━━━━━ Input for this task ━━━━━

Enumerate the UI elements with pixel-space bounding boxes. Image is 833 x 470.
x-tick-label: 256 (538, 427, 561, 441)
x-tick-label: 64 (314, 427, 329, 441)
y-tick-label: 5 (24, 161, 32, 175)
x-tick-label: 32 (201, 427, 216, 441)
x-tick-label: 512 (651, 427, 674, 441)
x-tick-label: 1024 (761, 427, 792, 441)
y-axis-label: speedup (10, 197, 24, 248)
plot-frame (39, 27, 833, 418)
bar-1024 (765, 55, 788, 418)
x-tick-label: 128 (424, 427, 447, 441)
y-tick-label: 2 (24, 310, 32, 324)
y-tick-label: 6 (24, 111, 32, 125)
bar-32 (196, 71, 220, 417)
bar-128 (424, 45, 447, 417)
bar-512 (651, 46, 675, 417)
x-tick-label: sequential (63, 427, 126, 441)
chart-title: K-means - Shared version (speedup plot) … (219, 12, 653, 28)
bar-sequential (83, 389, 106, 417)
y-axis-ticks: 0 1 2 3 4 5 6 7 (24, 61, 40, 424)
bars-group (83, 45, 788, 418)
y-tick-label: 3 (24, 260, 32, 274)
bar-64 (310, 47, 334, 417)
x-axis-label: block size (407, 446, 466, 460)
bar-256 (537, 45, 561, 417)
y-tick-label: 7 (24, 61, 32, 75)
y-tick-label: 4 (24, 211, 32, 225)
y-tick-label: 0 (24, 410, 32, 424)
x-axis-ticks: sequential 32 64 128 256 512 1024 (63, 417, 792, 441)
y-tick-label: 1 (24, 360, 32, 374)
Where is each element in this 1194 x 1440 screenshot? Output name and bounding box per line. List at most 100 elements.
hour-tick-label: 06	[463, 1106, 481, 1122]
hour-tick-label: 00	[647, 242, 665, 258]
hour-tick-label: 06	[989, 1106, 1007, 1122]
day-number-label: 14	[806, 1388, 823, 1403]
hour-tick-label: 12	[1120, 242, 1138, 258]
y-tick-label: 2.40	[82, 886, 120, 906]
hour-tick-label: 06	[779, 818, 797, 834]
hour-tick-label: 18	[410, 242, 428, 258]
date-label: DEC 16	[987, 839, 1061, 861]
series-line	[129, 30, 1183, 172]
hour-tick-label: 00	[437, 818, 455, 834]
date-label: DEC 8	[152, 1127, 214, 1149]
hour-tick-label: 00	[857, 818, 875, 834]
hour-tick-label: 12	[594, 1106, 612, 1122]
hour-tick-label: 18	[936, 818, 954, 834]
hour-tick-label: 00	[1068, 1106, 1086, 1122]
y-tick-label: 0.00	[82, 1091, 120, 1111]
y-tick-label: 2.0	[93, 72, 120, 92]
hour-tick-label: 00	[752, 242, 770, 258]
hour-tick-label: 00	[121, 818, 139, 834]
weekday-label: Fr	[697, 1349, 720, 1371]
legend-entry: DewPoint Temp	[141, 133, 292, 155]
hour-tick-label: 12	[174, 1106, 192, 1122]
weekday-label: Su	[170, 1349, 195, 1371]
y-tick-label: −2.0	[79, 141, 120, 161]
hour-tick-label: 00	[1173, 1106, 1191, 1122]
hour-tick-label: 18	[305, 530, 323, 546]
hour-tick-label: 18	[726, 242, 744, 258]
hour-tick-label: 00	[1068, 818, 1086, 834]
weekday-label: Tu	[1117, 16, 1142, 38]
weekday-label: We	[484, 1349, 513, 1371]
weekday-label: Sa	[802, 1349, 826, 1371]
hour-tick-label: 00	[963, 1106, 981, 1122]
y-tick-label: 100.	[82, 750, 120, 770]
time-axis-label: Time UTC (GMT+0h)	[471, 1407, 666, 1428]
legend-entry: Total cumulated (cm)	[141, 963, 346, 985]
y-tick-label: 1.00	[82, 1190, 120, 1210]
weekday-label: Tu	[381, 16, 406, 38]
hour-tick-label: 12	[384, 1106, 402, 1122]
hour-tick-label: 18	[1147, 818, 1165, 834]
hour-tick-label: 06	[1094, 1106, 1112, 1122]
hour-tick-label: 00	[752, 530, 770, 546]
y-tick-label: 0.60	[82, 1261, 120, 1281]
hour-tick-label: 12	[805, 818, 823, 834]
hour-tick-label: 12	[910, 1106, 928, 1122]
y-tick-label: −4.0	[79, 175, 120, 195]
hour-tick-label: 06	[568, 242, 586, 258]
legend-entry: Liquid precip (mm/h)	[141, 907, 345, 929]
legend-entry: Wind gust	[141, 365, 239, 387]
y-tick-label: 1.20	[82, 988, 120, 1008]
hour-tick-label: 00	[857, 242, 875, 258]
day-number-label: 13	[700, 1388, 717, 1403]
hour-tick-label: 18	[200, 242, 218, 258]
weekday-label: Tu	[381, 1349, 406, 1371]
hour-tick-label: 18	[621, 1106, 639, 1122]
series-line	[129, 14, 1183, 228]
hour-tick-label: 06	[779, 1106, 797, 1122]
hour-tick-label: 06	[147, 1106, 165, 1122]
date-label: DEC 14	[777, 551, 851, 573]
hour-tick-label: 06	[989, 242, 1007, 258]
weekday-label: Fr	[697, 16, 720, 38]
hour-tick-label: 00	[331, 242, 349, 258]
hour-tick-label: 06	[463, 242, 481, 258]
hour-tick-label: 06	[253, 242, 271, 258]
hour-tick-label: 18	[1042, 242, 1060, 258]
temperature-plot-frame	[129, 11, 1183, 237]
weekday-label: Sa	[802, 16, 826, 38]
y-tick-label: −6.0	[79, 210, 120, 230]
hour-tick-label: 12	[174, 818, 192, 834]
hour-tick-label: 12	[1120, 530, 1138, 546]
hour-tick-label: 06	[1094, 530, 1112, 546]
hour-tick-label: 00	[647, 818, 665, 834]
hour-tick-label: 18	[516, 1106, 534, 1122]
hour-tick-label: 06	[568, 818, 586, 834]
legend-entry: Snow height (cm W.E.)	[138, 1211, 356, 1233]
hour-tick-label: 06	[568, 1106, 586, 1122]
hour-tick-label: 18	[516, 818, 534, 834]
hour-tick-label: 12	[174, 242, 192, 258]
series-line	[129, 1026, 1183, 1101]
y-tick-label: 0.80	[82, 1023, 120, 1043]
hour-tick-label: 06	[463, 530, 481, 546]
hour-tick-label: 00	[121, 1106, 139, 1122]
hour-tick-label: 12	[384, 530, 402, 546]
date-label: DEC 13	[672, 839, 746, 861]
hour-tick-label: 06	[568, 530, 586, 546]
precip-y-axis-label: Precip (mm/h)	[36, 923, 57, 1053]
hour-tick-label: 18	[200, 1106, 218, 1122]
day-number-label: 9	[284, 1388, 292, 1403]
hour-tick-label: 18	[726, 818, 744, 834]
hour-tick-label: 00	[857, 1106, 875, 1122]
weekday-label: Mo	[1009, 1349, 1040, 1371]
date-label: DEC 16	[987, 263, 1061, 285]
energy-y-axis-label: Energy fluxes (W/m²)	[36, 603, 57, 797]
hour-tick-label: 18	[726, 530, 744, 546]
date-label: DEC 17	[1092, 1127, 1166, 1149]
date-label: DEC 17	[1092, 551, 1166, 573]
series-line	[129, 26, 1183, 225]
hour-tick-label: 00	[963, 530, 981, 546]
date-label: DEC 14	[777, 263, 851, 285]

━━━━━
━━━━━ Input for this task ━━━━━

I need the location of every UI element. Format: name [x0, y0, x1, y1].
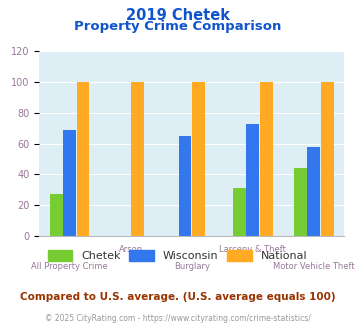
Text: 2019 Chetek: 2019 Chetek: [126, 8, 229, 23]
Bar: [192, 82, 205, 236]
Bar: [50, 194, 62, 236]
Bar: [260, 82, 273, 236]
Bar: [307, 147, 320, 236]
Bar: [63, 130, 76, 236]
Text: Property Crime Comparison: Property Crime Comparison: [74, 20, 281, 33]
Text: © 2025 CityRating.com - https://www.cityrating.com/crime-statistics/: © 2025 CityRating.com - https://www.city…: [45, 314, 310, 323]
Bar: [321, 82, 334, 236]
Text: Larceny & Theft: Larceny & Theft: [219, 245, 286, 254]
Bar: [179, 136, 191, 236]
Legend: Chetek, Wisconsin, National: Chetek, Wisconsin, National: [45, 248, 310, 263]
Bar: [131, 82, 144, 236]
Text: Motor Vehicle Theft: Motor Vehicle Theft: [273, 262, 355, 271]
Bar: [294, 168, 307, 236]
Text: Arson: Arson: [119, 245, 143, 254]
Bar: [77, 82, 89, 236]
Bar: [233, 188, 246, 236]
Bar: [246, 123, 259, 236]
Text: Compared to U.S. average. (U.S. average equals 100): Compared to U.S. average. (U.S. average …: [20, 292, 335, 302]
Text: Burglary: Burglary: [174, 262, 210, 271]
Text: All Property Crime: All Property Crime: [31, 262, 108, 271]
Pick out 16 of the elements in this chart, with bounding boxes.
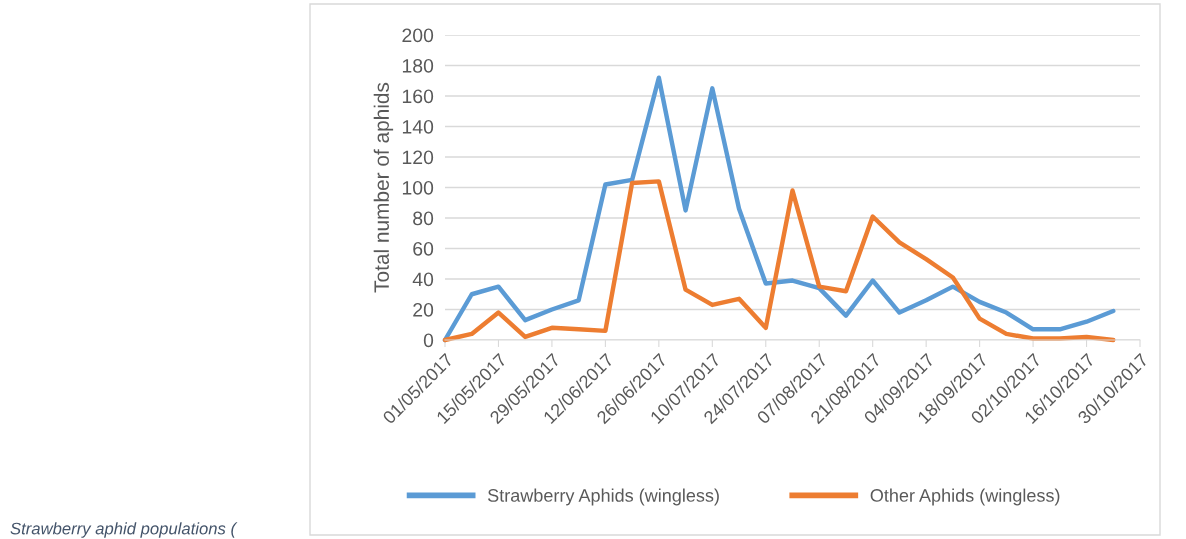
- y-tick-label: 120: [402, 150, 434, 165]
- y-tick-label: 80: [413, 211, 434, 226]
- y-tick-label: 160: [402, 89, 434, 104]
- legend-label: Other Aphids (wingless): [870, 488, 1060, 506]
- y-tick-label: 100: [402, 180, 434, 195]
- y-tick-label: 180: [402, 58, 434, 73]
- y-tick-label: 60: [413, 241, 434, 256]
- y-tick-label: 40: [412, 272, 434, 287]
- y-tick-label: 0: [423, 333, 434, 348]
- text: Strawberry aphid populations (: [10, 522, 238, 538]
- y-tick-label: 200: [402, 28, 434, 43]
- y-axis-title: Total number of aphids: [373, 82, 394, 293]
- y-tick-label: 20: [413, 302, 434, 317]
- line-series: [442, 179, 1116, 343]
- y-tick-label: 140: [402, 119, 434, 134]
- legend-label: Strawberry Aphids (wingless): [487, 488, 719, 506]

━━━━━
━━━━━ Input for this task ━━━━━

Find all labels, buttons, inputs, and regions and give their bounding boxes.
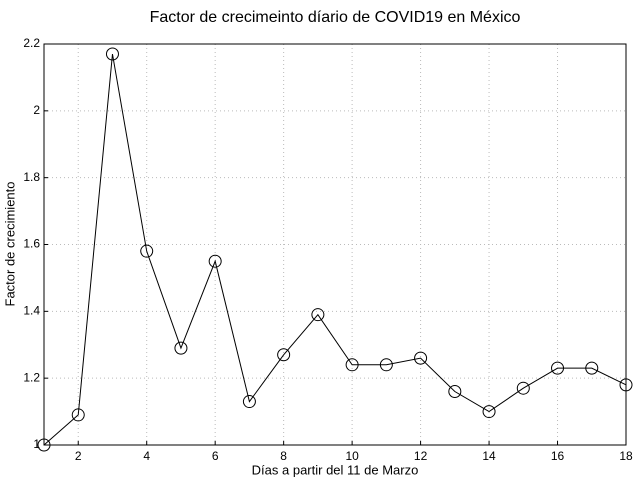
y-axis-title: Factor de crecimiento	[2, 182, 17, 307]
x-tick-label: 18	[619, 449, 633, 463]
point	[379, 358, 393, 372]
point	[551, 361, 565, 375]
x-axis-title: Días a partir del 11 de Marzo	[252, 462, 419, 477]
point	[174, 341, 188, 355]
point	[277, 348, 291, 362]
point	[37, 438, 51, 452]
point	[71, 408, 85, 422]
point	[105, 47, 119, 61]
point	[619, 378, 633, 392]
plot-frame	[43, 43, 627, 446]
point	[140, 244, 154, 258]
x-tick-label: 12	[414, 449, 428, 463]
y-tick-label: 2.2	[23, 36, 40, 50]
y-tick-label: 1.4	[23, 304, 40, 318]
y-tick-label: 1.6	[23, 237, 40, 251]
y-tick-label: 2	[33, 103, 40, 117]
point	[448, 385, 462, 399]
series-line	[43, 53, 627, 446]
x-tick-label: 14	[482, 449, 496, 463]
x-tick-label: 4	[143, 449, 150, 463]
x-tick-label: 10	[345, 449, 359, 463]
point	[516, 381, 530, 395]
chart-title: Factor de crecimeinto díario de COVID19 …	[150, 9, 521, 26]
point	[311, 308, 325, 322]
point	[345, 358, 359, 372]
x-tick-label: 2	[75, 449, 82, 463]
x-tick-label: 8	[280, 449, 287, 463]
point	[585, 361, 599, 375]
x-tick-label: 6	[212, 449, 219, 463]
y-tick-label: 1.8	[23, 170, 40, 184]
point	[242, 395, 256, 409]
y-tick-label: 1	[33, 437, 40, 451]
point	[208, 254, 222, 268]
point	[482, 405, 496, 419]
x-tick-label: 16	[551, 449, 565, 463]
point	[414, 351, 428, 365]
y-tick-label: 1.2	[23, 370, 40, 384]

━━━━━

▸ Task goal:
Copy out the data lines starting at the one that contains "Enumerate the UI" and ending with the one that contains "x-tick-label: 512 (651, 427, 674, 441)", including both.

▸ Task response:
Enumerate the UI elements with pixel-space bounding boxes. Image is 833 x 470.
x-tick-label: 256 (538, 427, 561, 441)
x-tick-label: 64 (314, 427, 329, 441)
y-tick-label: 5 (24, 161, 32, 175)
x-tick-label: 32 (201, 427, 216, 441)
x-tick-label: 512 (651, 427, 674, 441)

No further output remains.